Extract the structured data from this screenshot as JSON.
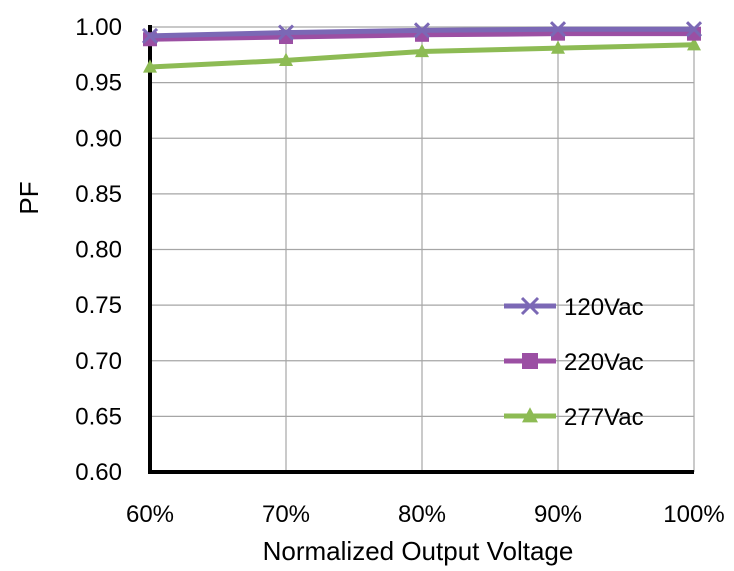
{
  "chart_data": {
    "type": "line",
    "title": "",
    "xlabel": "Normalized Output Voltage",
    "ylabel": "PF",
    "categories": [
      "60%",
      "70%",
      "80%",
      "90%",
      "100%"
    ],
    "ylim": [
      0.6,
      1.0
    ],
    "yticks": [
      "0.60",
      "0.65",
      "0.70",
      "0.75",
      "0.80",
      "0.85",
      "0.90",
      "0.95",
      "1.00"
    ],
    "grid": true,
    "legend_position": "bottom-right",
    "series": [
      {
        "name": "120Vac",
        "marker": "x",
        "color": "#7b68b5",
        "values": [
          0.992,
          0.995,
          0.997,
          0.998,
          0.998
        ]
      },
      {
        "name": "220Vac",
        "marker": "square",
        "color": "#9b4fa3",
        "values": [
          0.989,
          0.991,
          0.993,
          0.994,
          0.994
        ]
      },
      {
        "name": "277Vac",
        "marker": "triangle",
        "color": "#8dbb54",
        "values": [
          0.964,
          0.97,
          0.978,
          0.981,
          0.984
        ]
      }
    ]
  }
}
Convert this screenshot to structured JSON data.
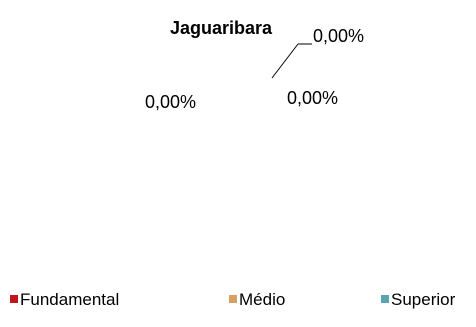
{
  "chart_data": {
    "type": "pie",
    "title": "Jaguaribara",
    "categories": [
      "Fundamental",
      "Médio",
      "Superior"
    ],
    "values": [
      0,
      0,
      0
    ],
    "data_labels": [
      "0,00%",
      "0,00%",
      "0,00%"
    ],
    "colors": [
      "#c0151b",
      "#d9a066",
      "#5aa3b3"
    ],
    "legend_position": "bottom"
  }
}
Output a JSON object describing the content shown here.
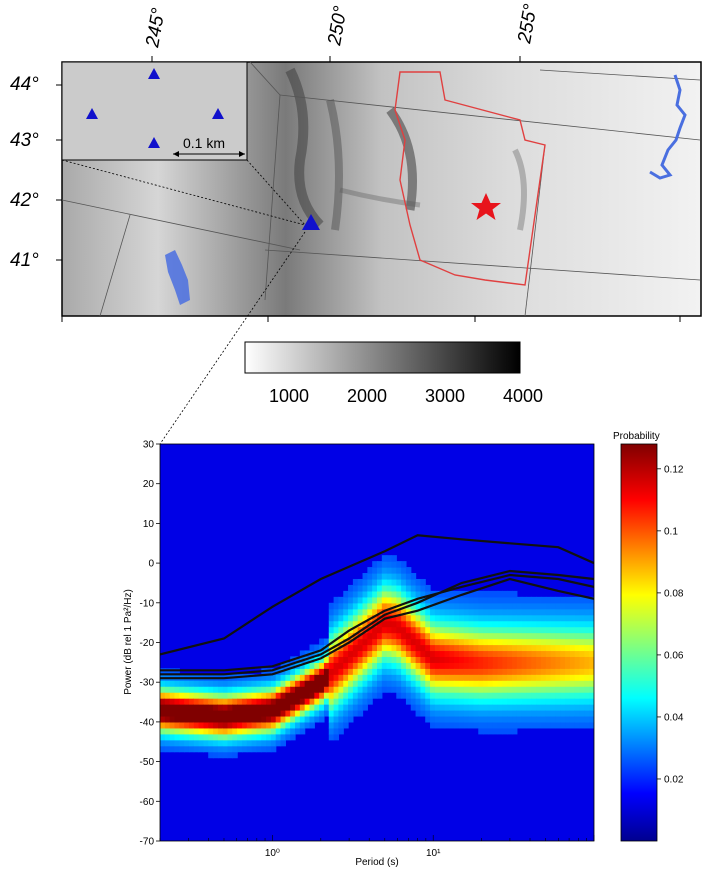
{
  "map": {
    "lon_labels": [
      "245°",
      "250°",
      "255°"
    ],
    "lat_labels": [
      "44°",
      "43°",
      "42°",
      "41°"
    ],
    "inset_scale_label": "0.1 km",
    "elevation_colorbar": {
      "ticks": [
        "1000",
        "2000",
        "3000",
        "4000"
      ],
      "range": [
        500,
        4000
      ]
    },
    "colors": {
      "station": "#1010cc",
      "star": "#e8141c",
      "outline": "#e04040",
      "water": "#4a6fe0"
    }
  },
  "chart_data": {
    "type": "heatmap",
    "title": "",
    "xlabel": "Period (s)",
    "ylabel": "Power (dB rel 1 Pa²/Hz)",
    "xscale": "log",
    "xlim": [
      0.2,
      100
    ],
    "ylim": [
      -70,
      30
    ],
    "x_tick_labels": [
      "10⁰",
      "10¹"
    ],
    "x_tick_values": [
      1,
      10
    ],
    "y_ticks": [
      30,
      20,
      10,
      0,
      -10,
      -20,
      -30,
      -40,
      -50,
      -60,
      -70
    ],
    "colorbar": {
      "label": "Probability",
      "ticks": [
        0.02,
        0.04,
        0.06,
        0.08,
        0.1,
        0.12
      ],
      "range": [
        0,
        0.128
      ]
    },
    "ridge": [
      {
        "period": 0.2,
        "power": -37
      },
      {
        "period": 0.5,
        "power": -38.5
      },
      {
        "period": 1,
        "power": -37
      },
      {
        "period": 2,
        "power": -30
      },
      {
        "period": 5,
        "power": -15
      },
      {
        "period": 6,
        "power": -16
      },
      {
        "period": 10,
        "power": -24
      },
      {
        "period": 20,
        "power": -25
      },
      {
        "period": 100,
        "power": -25
      }
    ],
    "series": [
      {
        "values": [
          [
            0.2,
            -23
          ],
          [
            0.5,
            -19
          ],
          [
            1,
            -11
          ],
          [
            2,
            -4
          ],
          [
            5,
            3
          ],
          [
            8,
            7
          ],
          [
            15,
            6
          ],
          [
            30,
            5
          ],
          [
            60,
            4
          ],
          [
            100,
            0
          ]
        ]
      },
      {
        "values": [
          [
            0.2,
            -27
          ],
          [
            0.5,
            -27
          ],
          [
            1,
            -26
          ],
          [
            2,
            -22
          ],
          [
            3,
            -17
          ],
          [
            5,
            -12
          ],
          [
            8,
            -9
          ],
          [
            15,
            -6
          ],
          [
            30,
            -3
          ],
          [
            60,
            -4
          ],
          [
            100,
            -6
          ]
        ]
      },
      {
        "values": [
          [
            0.2,
            -28
          ],
          [
            0.5,
            -28
          ],
          [
            1,
            -27
          ],
          [
            2,
            -23
          ],
          [
            3,
            -19
          ],
          [
            5,
            -13
          ],
          [
            8,
            -10
          ],
          [
            15,
            -5
          ],
          [
            30,
            -2
          ],
          [
            60,
            -3
          ],
          [
            100,
            -4
          ]
        ]
      },
      {
        "values": [
          [
            0.2,
            -29
          ],
          [
            0.5,
            -29
          ],
          [
            1,
            -28
          ],
          [
            2,
            -24
          ],
          [
            3,
            -20
          ],
          [
            5,
            -14
          ],
          [
            8,
            -12
          ],
          [
            15,
            -8
          ],
          [
            30,
            -4
          ],
          [
            60,
            -7
          ],
          [
            100,
            -9
          ]
        ]
      }
    ]
  }
}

**Task description**: From the listing above, copy out each line where the word "screenshot" appears.

**Task output**:
Extract the structured data from this screenshot as JSON.
Convert this screenshot to structured JSON data.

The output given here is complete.